* _Aim_:
Copy every line from the material below that holds "title".

* _Records for this exercise_:
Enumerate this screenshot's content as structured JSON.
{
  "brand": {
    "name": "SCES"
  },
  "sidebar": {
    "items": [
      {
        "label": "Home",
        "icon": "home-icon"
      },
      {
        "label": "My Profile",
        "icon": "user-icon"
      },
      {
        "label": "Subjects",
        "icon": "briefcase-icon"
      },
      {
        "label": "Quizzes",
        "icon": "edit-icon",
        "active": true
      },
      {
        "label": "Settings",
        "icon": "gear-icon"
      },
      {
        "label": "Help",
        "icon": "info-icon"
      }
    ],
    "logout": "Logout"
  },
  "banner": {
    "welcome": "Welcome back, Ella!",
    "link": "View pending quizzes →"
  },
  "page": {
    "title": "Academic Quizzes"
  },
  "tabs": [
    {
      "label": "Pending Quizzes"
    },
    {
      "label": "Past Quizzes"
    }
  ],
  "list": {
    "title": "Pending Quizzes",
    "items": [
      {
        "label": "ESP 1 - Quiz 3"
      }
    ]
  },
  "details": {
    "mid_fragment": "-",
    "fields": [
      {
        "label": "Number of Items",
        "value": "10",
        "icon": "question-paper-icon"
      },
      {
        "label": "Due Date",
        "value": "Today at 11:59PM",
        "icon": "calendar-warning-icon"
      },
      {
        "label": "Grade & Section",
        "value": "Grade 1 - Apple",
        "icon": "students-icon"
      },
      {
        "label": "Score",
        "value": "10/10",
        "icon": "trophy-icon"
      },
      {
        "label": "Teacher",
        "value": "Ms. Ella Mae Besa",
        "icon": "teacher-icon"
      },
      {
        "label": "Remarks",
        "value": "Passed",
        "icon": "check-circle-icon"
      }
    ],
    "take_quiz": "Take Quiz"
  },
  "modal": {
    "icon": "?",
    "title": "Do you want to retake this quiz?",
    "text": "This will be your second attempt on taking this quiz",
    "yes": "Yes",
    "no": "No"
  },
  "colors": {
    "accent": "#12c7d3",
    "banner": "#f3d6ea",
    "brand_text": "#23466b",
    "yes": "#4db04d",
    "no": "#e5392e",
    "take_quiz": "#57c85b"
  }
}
* * *
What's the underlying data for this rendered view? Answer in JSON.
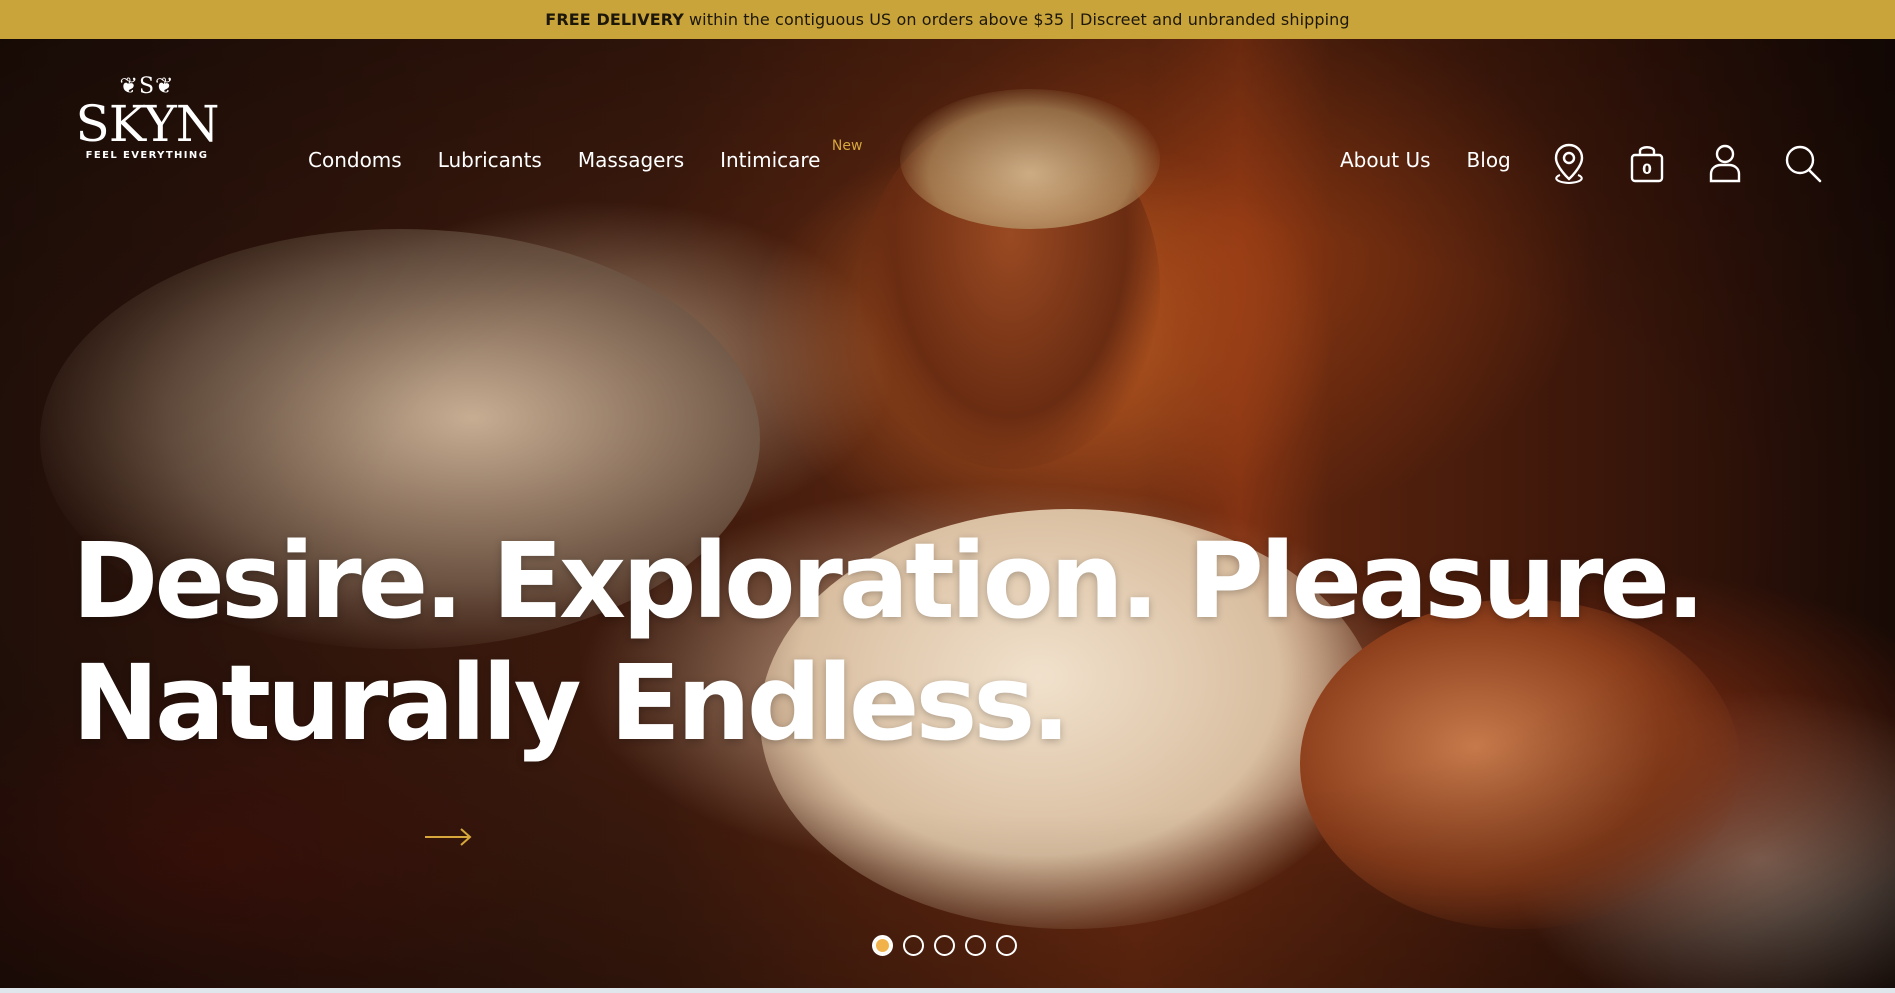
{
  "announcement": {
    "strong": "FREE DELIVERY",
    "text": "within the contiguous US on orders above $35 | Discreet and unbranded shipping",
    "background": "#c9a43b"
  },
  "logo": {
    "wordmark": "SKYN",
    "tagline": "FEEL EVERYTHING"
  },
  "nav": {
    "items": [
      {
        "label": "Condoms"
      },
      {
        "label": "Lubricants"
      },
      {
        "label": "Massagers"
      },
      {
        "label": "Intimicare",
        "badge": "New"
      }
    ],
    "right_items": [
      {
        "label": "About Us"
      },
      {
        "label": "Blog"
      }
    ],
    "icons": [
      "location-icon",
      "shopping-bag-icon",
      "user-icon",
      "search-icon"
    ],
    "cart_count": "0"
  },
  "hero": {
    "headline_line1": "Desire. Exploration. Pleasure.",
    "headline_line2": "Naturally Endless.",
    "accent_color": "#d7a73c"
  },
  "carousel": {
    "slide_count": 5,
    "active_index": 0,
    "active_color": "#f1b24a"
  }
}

* _Output of the exercise_:
    "title": "Academic Quizzes"
    "title": "Pending Quizzes",
    "title": "Do you want to retake this quiz?",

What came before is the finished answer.